__THE TASK__
Collect every line of the records below that contains the word "Number".

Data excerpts
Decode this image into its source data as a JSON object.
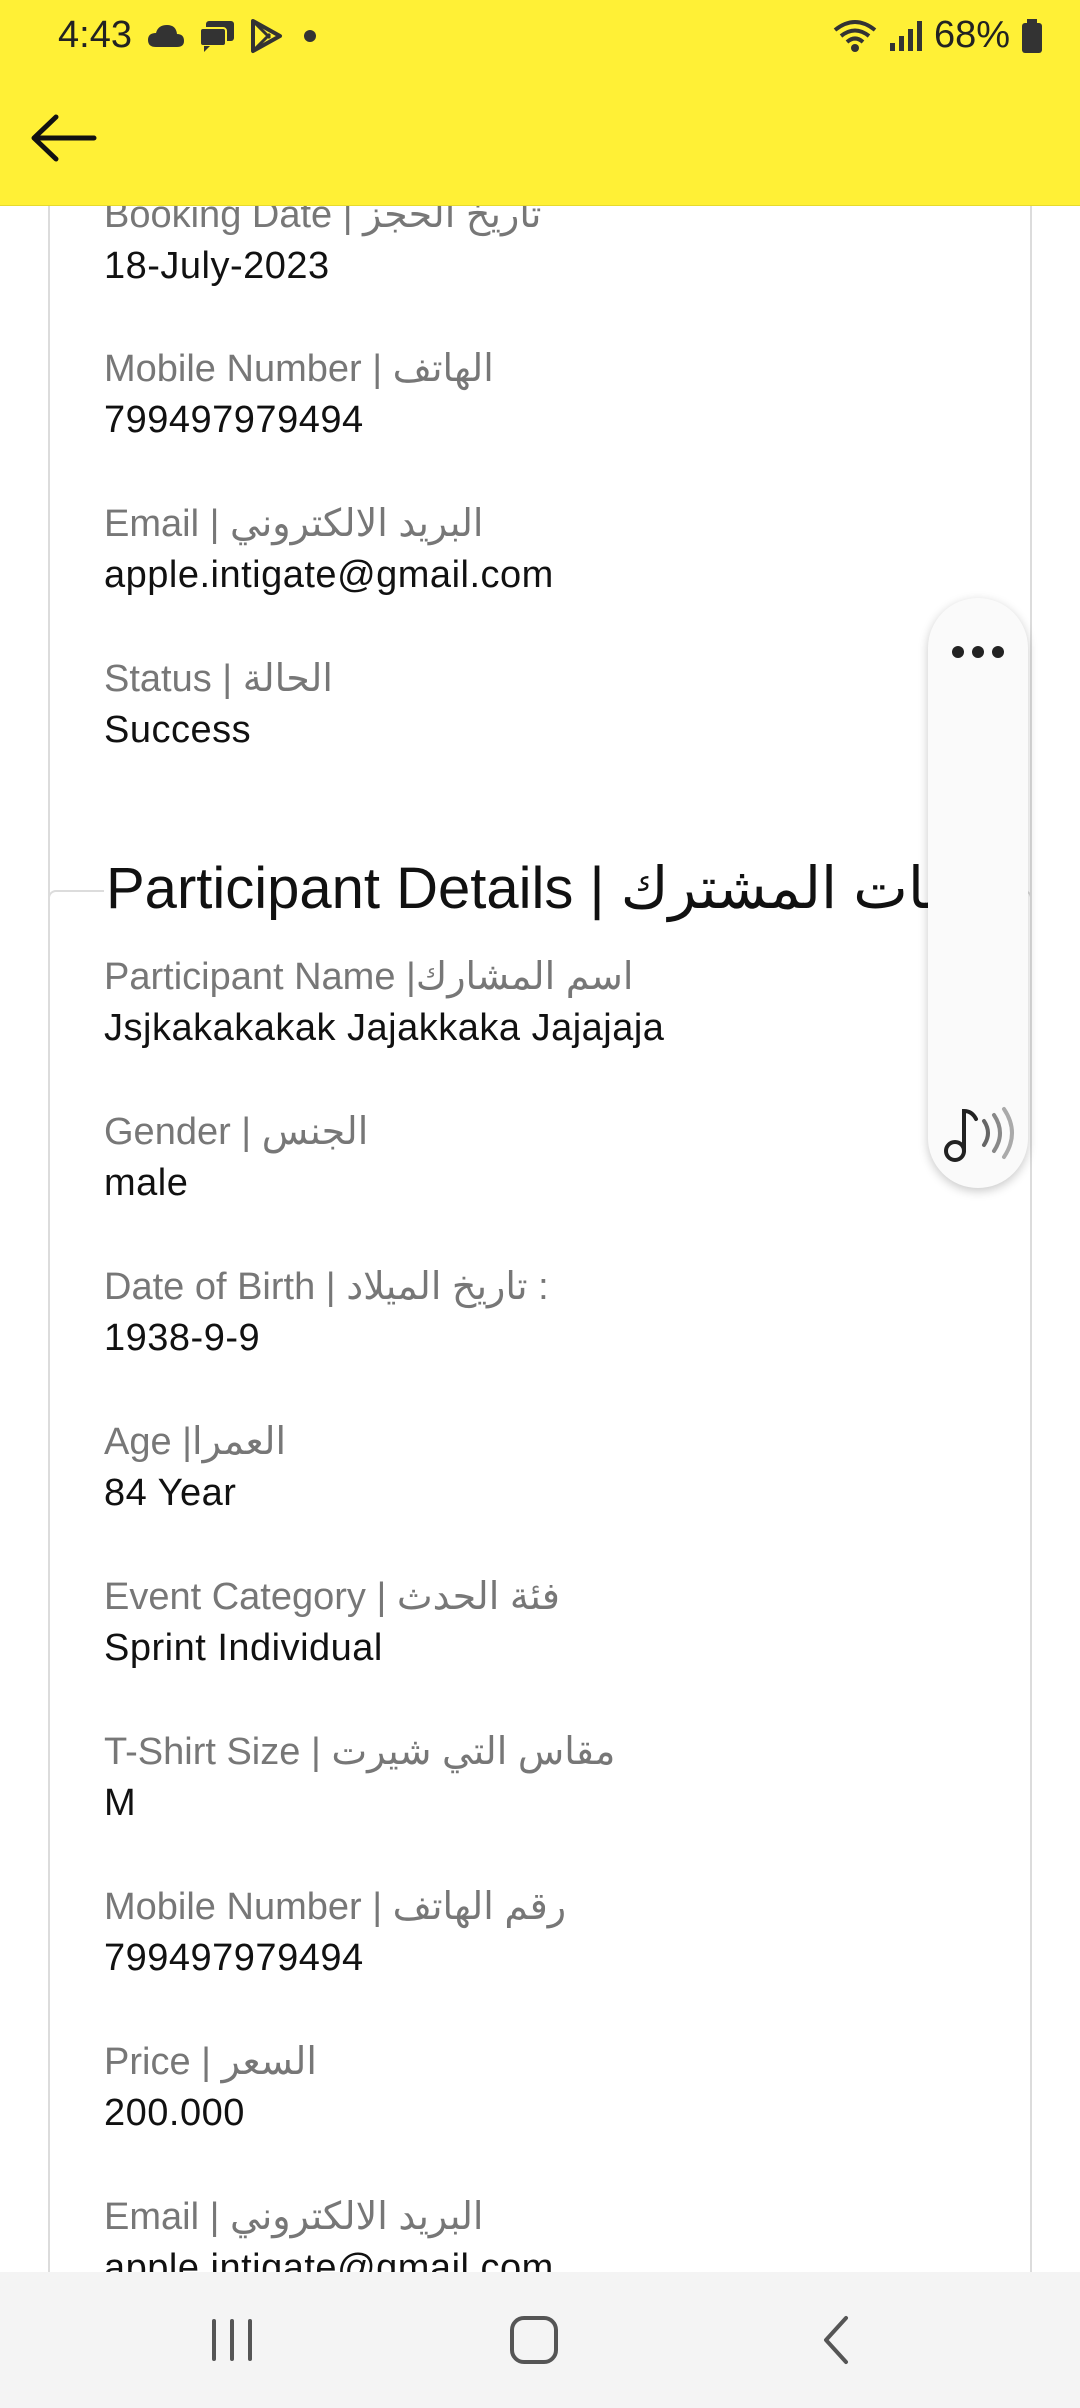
{
  "status_bar": {
    "time": "4:43",
    "battery": "68%",
    "icons_left": [
      "cloud-icon",
      "chat-icon",
      "play-store-icon",
      "dot-icon"
    ],
    "icons_right": [
      "wifi-icon",
      "signal-icon",
      "battery-icon"
    ]
  },
  "app_bar": {
    "back_icon": "arrow-left-icon",
    "color": "#fff036"
  },
  "booking": {
    "fields": [
      {
        "label": "Booking Date | تاريخ الحجز",
        "value": "18-July-2023"
      },
      {
        "label": "Mobile Number | الهاتف",
        "value": "799497979494"
      },
      {
        "label": "Email | البريد الالكتروني",
        "value": "apple.intigate@gmail.com"
      },
      {
        "label": "Status | الحالة",
        "value": "Success"
      }
    ]
  },
  "participant": {
    "title": "Participant Details | بيانات المشترك",
    "fields": [
      {
        "label": "Participant Name |اسم المشارك",
        "value": "Jsjkakakakak Jajakkaka Jajajaja"
      },
      {
        "label": "Gender | الجنس",
        "value": "male"
      },
      {
        "label": "Date of Birth | تاريخ الميلاد :",
        "value": "1938-9-9"
      },
      {
        "label": "Age |العمرا",
        "value": "84 Year"
      },
      {
        "label": "Event Category | فئة الحدث",
        "value": "Sprint Individual"
      },
      {
        "label": "T-Shirt Size | مقاس التي شيرت",
        "value": "M"
      },
      {
        "label": "Mobile Number | رقم الهاتف",
        "value": "799497979494"
      },
      {
        "label": "Price | السعر",
        "value": "200.000"
      },
      {
        "label": "Email | البريد الالكتروني",
        "value": "apple.intigate@gmail.com"
      }
    ]
  },
  "floating_panel": {
    "icons": [
      "more-dots-icon",
      "music-audio-icon"
    ]
  },
  "nav_bar": {
    "icons": [
      "recent-apps-icon",
      "home-icon",
      "back-nav-icon"
    ]
  }
}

__WRITTEN SOLUTION__
        "label": "Mobile Number | الهاتف",
        "label": "Mobile Number | رقم الهاتف",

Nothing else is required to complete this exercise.